● Exercise details
Transcribe the records in full, keeping every character as it is.

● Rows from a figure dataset
◇ ◇ ◇ ◇ ◇ ◇ ◇

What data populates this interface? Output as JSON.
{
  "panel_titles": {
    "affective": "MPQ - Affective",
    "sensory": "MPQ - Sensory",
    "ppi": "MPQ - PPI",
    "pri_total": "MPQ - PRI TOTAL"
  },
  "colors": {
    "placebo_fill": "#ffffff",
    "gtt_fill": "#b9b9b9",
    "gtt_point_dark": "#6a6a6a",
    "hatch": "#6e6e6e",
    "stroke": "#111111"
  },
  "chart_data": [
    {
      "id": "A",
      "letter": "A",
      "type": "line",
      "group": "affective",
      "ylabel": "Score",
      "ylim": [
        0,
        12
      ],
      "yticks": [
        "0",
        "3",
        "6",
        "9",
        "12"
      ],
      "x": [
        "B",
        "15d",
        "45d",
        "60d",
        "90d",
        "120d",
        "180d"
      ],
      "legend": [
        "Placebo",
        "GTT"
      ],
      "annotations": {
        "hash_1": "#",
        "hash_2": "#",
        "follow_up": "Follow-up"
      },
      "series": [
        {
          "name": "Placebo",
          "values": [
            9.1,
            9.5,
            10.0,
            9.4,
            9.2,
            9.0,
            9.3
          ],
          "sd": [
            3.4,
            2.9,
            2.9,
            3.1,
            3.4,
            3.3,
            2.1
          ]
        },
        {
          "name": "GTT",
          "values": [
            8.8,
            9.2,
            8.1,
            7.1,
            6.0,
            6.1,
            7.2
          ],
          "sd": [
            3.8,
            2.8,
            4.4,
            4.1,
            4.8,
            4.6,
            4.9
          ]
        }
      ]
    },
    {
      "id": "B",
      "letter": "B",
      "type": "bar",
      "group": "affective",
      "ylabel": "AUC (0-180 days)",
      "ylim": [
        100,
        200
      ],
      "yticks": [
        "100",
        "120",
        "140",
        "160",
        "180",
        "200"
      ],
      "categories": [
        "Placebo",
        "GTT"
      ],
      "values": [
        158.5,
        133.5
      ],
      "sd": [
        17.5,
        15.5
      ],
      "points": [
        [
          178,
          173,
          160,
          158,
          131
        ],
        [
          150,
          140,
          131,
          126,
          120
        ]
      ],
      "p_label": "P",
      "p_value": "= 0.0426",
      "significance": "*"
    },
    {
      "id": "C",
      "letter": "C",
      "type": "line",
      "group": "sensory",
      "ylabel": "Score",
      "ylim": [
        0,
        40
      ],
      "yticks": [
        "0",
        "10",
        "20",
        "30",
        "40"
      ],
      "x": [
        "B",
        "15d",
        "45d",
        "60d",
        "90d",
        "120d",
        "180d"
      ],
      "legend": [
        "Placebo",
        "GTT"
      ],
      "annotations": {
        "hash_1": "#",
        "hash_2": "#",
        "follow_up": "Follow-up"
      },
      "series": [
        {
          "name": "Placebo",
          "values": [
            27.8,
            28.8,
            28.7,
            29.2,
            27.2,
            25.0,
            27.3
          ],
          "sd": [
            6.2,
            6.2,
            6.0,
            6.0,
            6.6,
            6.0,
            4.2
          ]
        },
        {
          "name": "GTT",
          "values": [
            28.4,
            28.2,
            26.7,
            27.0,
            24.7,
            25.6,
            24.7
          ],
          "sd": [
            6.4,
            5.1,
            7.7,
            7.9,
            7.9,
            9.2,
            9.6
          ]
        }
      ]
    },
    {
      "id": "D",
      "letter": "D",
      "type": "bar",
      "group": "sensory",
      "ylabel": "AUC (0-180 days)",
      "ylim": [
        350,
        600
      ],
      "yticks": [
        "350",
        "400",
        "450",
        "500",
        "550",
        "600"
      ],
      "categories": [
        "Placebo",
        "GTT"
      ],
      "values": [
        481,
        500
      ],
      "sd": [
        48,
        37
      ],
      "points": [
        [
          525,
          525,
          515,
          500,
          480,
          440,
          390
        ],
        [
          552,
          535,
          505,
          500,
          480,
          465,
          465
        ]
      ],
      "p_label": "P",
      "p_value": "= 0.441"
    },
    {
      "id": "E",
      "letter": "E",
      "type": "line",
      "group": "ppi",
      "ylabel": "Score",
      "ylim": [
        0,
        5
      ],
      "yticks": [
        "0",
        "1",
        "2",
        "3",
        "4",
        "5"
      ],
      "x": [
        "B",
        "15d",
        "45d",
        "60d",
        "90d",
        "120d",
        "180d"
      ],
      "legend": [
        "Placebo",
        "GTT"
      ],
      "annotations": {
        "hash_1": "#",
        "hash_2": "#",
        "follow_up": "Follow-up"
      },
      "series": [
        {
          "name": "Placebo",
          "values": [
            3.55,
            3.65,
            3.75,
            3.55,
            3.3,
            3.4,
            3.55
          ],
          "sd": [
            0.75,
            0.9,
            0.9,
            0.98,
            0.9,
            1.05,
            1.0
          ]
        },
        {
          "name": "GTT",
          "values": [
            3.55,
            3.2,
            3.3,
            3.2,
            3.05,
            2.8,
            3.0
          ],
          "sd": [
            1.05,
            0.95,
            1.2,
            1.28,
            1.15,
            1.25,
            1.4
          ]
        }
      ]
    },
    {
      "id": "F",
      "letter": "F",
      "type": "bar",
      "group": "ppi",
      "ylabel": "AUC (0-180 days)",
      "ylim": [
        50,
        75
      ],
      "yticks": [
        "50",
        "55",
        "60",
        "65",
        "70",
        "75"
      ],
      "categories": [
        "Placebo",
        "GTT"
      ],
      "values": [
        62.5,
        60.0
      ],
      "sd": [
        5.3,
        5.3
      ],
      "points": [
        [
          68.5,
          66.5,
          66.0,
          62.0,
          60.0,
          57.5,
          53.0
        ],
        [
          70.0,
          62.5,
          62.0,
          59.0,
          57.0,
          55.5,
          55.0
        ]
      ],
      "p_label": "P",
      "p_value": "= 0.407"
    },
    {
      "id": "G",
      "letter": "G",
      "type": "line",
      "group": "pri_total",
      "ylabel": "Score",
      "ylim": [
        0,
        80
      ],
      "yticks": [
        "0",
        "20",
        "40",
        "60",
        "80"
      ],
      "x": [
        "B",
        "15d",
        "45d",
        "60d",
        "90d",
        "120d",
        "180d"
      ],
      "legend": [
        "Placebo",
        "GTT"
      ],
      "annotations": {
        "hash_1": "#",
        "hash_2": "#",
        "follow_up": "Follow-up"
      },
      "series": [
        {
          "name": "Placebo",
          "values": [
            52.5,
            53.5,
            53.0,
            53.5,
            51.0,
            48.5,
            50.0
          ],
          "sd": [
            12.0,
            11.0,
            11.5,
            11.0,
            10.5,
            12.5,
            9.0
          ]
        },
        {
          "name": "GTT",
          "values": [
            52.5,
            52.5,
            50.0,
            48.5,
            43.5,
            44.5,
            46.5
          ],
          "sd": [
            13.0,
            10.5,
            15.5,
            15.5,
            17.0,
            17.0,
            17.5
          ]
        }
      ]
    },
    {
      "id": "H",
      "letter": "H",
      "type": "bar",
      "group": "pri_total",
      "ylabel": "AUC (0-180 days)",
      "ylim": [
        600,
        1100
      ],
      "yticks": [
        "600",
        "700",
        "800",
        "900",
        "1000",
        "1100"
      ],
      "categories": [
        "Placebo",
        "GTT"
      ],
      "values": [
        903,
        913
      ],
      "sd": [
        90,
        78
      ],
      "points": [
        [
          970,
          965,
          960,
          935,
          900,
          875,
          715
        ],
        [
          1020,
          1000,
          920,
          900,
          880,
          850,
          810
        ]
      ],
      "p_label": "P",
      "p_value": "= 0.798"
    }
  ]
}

◇ ◇ ◇ ◇ ◇ ◇ ◇

● Correct result
What data populates this interface? Output as JSON.
{
  "panel_titles": {
    "affective": "MPQ - Affective",
    "sensory": "MPQ - Sensory",
    "ppi": "MPQ - PPI",
    "pri_total": "MPQ - PRI TOTAL"
  },
  "colors": {
    "placebo_fill": "#ffffff",
    "gtt_fill": "#b9b9b9",
    "gtt_point_dark": "#6a6a6a",
    "hatch": "#6e6e6e",
    "stroke": "#111111"
  },
  "chart_data": [
    {
      "id": "A",
      "letter": "A",
      "type": "line",
      "group": "affective",
      "ylabel": "Score",
      "ylim": [
        0,
        12
      ],
      "yticks": [
        "0",
        "3",
        "6",
        "9",
        "12"
      ],
      "x": [
        "B",
        "15d",
        "45d",
        "60d",
        "90d",
        "120d",
        "180d"
      ],
      "legend": [
        "Placebo",
        "GTT"
      ],
      "annotations": {
        "hash_1": "#",
        "hash_2": "#",
        "follow_up": "Follow-up"
      },
      "series": [
        {
          "name": "Placebo",
          "values": [
            9.1,
            9.5,
            10.0,
            9.4,
            9.2,
            9.0,
            9.3
          ],
          "sd": [
            3.4,
            2.9,
            2.9,
            3.1,
            3.4,
            3.3,
            2.1
          ]
        },
        {
          "name": "GTT",
          "values": [
            8.8,
            9.2,
            8.1,
            7.1,
            6.0,
            6.1,
            7.2
          ],
          "sd": [
            3.8,
            2.8,
            4.4,
            4.1,
            4.8,
            4.6,
            4.9
          ]
        }
      ]
    },
    {
      "id": "B",
      "letter": "B",
      "type": "bar",
      "group": "affective",
      "ylabel": "AUC (0-180 days)",
      "ylim": [
        100,
        200
      ],
      "yticks": [
        "100",
        "120",
        "140",
        "160",
        "180",
        "200"
      ],
      "categories": [
        "Placebo",
        "GTT"
      ],
      "values": [
        158.5,
        133.5
      ],
      "sd": [
        17.5,
        15.5
      ],
      "points": [
        [
          178,
          173,
          160,
          158,
          131
        ],
        [
          150,
          140,
          131,
          126,
          120
        ]
      ],
      "p_label": "P",
      "p_value": "= 0.0426",
      "significance": "*"
    },
    {
      "id": "C",
      "letter": "C",
      "type": "line",
      "group": "sensory",
      "ylabel": "Score",
      "ylim": [
        0,
        40
      ],
      "yticks": [
        "0",
        "10",
        "20",
        "30",
        "40"
      ],
      "x": [
        "B",
        "15d",
        "45d",
        "60d",
        "90d",
        "120d",
        "180d"
      ],
      "legend": [
        "Placebo",
        "GTT"
      ],
      "annotations": {
        "hash_1": "#",
        "hash_2": "#",
        "follow_up": "Follow-up"
      },
      "series": [
        {
          "name": "Placebo",
          "values": [
            27.8,
            28.8,
            28.7,
            29.2,
            27.2,
            25.0,
            27.3
          ],
          "sd": [
            6.2,
            6.2,
            6.0,
            6.0,
            6.6,
            6.0,
            4.2
          ]
        },
        {
          "name": "GTT",
          "values": [
            28.4,
            28.2,
            26.7,
            27.0,
            24.7,
            25.6,
            24.7
          ],
          "sd": [
            6.4,
            5.1,
            7.7,
            7.9,
            7.9,
            9.2,
            9.6
          ]
        }
      ]
    },
    {
      "id": "D",
      "letter": "D",
      "type": "bar",
      "group": "sensory",
      "ylabel": "AUC (0-180 days)",
      "ylim": [
        350,
        600
      ],
      "yticks": [
        "350",
        "400",
        "450",
        "500",
        "550",
        "600"
      ],
      "categories": [
        "Placebo",
        "GTT"
      ],
      "values": [
        481,
        500
      ],
      "sd": [
        48,
        37
      ],
      "points": [
        [
          525,
          525,
          515,
          500,
          480,
          440,
          390
        ],
        [
          552,
          535,
          505,
          500,
          480,
          465,
          465
        ]
      ],
      "p_label": "P",
      "p_value": "= 0.441"
    },
    {
      "id": "E",
      "letter": "E",
      "type": "line",
      "group": "ppi",
      "ylabel": "Score",
      "ylim": [
        0,
        5
      ],
      "yticks": [
        "0",
        "1",
        "2",
        "3",
        "4",
        "5"
      ],
      "x": [
        "B",
        "15d",
        "45d",
        "60d",
        "90d",
        "120d",
        "180d"
      ],
      "legend": [
        "Placebo",
        "GTT"
      ],
      "annotations": {
        "hash_1": "#",
        "hash_2": "#",
        "follow_up": "Follow-up"
      },
      "series": [
        {
          "name": "Placebo",
          "values": [
            3.55,
            3.65,
            3.75,
            3.55,
            3.3,
            3.4,
            3.55
          ],
          "sd": [
            0.75,
            0.9,
            0.9,
            0.98,
            0.9,
            1.05,
            1.0
          ]
        },
        {
          "name": "GTT",
          "values": [
            3.55,
            3.2,
            3.3,
            3.2,
            3.05,
            2.8,
            3.0
          ],
          "sd": [
            1.05,
            0.95,
            1.2,
            1.28,
            1.15,
            1.25,
            1.4
          ]
        }
      ]
    },
    {
      "id": "F",
      "letter": "F",
      "type": "bar",
      "group": "ppi",
      "ylabel": "AUC (0-180 days)",
      "ylim": [
        50,
        75
      ],
      "yticks": [
        "50",
        "55",
        "60",
        "65",
        "70",
        "75"
      ],
      "categories": [
        "Placebo",
        "GTT"
      ],
      "values": [
        62.5,
        60.0
      ],
      "sd": [
        5.3,
        5.3
      ],
      "points": [
        [
          68.5,
          66.5,
          66.0,
          62.0,
          60.0,
          57.5,
          53.0
        ],
        [
          70.0,
          62.5,
          62.0,
          59.0,
          57.0,
          55.5,
          55.0
        ]
      ],
      "p_label": "P",
      "p_value": "= 0.407"
    },
    {
      "id": "G",
      "letter": "G",
      "type": "line",
      "group": "pri_total",
      "ylabel": "Score",
      "ylim": [
        0,
        80
      ],
      "yticks": [
        "0",
        "20",
        "40",
        "60",
        "80"
      ],
      "x": [
        "B",
        "15d",
        "45d",
        "60d",
        "90d",
        "120d",
        "180d"
      ],
      "legend": [
        "Placebo",
        "GTT"
      ],
      "annotations": {
        "hash_1": "#",
        "hash_2": "#",
        "follow_up": "Follow-up"
      },
      "series": [
        {
          "name": "Placebo",
          "values": [
            52.5,
            53.5,
            53.0,
            53.5,
            51.0,
            48.5,
            50.0
          ],
          "sd": [
            12.0,
            11.0,
            11.5,
            11.0,
            10.5,
            12.5,
            9.0
          ]
        },
        {
          "name": "GTT",
          "values": [
            52.5,
            52.5,
            50.0,
            48.5,
            43.5,
            44.5,
            46.5
          ],
          "sd": [
            13.0,
            10.5,
            15.5,
            15.5,
            17.0,
            17.0,
            17.5
          ]
        }
      ]
    },
    {
      "id": "H",
      "letter": "H",
      "type": "bar",
      "group": "pri_total",
      "ylabel": "AUC (0-180 days)",
      "ylim": [
        600,
        1100
      ],
      "yticks": [
        "600",
        "700",
        "800",
        "900",
        "1000",
        "1100"
      ],
      "categories": [
        "Placebo",
        "GTT"
      ],
      "values": [
        903,
        913
      ],
      "sd": [
        90,
        78
      ],
      "points": [
        [
          970,
          965,
          960,
          935,
          900,
          875,
          715
        ],
        [
          1020,
          1000,
          920,
          900,
          880,
          850,
          810
        ]
      ],
      "p_label": "P",
      "p_value": "= 0.798"
    }
  ]
}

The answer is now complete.